-- Dataset excerpts start --

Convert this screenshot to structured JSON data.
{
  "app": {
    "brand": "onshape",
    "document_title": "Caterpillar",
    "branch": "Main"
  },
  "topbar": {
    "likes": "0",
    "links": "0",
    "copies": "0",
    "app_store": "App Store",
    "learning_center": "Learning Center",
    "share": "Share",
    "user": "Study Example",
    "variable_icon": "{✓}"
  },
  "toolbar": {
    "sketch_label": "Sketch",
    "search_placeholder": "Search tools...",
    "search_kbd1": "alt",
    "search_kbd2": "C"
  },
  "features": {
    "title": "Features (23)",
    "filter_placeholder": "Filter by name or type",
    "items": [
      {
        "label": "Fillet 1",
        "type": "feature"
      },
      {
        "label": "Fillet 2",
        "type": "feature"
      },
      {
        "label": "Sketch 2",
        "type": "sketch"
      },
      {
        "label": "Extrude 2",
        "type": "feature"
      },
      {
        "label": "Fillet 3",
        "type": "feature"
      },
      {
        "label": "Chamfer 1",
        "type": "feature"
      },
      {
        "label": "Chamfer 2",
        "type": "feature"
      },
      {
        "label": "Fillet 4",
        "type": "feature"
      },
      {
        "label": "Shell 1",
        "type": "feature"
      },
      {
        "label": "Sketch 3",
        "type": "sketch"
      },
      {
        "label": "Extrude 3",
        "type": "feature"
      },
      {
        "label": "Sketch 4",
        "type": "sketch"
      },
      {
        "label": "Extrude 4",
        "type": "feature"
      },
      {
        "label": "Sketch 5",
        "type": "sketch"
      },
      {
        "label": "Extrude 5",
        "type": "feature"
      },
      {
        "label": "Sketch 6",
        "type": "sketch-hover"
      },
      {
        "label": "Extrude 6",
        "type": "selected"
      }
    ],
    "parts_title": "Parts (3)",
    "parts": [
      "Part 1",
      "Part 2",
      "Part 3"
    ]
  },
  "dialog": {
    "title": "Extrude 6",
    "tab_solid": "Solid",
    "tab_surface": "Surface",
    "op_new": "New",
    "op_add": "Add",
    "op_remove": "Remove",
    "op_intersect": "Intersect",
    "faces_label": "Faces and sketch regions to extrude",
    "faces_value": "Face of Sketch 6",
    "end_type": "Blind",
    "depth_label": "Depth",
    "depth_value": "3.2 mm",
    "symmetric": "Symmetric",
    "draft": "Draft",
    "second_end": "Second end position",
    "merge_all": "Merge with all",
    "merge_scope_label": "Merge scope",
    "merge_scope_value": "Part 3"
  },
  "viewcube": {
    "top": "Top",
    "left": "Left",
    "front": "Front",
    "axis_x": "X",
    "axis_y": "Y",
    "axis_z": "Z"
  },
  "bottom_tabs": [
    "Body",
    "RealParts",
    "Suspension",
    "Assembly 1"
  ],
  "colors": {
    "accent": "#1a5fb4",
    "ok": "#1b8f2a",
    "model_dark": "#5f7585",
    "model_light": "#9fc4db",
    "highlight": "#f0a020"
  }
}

-- Dataset excerpts end --

• Given problem:
Reproduce all data above, unchanged.

• Answer for this exercise:
Convert this screenshot to structured JSON data.
{
  "app": {
    "brand": "onshape",
    "document_title": "Caterpillar",
    "branch": "Main"
  },
  "topbar": {
    "likes": "0",
    "links": "0",
    "copies": "0",
    "app_store": "App Store",
    "learning_center": "Learning Center",
    "share": "Share",
    "user": "Study Example",
    "variable_icon": "{✓}"
  },
  "toolbar": {
    "sketch_label": "Sketch",
    "search_placeholder": "Search tools...",
    "search_kbd1": "alt",
    "search_kbd2": "C"
  },
  "features": {
    "title": "Features (23)",
    "filter_placeholder": "Filter by name or type",
    "items": [
      {
        "label": "Fillet 1",
        "type": "feature"
      },
      {
        "label": "Fillet 2",
        "type": "feature"
      },
      {
        "label": "Sketch 2",
        "type": "sketch"
      },
      {
        "label": "Extrude 2",
        "type": "feature"
      },
      {
        "label": "Fillet 3",
        "type": "feature"
      },
      {
        "label": "Chamfer 1",
        "type": "feature"
      },
      {
        "label": "Chamfer 2",
        "type": "feature"
      },
      {
        "label": "Fillet 4",
        "type": "feature"
      },
      {
        "label": "Shell 1",
        "type": "feature"
      },
      {
        "label": "Sketch 3",
        "type": "sketch"
      },
      {
        "label": "Extrude 3",
        "type": "feature"
      },
      {
        "label": "Sketch 4",
        "type": "sketch"
      },
      {
        "label": "Extrude 4",
        "type": "feature"
      },
      {
        "label": "Sketch 5",
        "type": "sketch"
      },
      {
        "label": "Extrude 5",
        "type": "feature"
      },
      {
        "label": "Sketch 6",
        "type": "sketch-hover"
      },
      {
        "label": "Extrude 6",
        "type": "selected"
      }
    ],
    "parts_title": "Parts (3)",
    "parts": [
      "Part 1",
      "Part 2",
      "Part 3"
    ]
  },
  "dialog": {
    "title": "Extrude 6",
    "tab_solid": "Solid",
    "tab_surface": "Surface",
    "op_new": "New",
    "op_add": "Add",
    "op_remove": "Remove",
    "op_intersect": "Intersect",
    "faces_label": "Faces and sketch regions to extrude",
    "faces_value": "Face of Sketch 6",
    "end_type": "Blind",
    "depth_label": "Depth",
    "depth_value": "3.2 mm",
    "symmetric": "Symmetric",
    "draft": "Draft",
    "second_end": "Second end position",
    "merge_all": "Merge with all",
    "merge_scope_label": "Merge scope",
    "merge_scope_value": "Part 3"
  },
  "viewcube": {
    "top": "Top",
    "left": "Left",
    "front": "Front",
    "axis_x": "X",
    "axis_y": "Y",
    "axis_z": "Z"
  },
  "bottom_tabs": [
    "Body",
    "RealParts",
    "Suspension",
    "Assembly 1"
  ],
  "colors": {
    "accent": "#1a5fb4",
    "ok": "#1b8f2a",
    "model_dark": "#5f7585",
    "model_light": "#9fc4db",
    "highlight": "#f0a020"
  }
}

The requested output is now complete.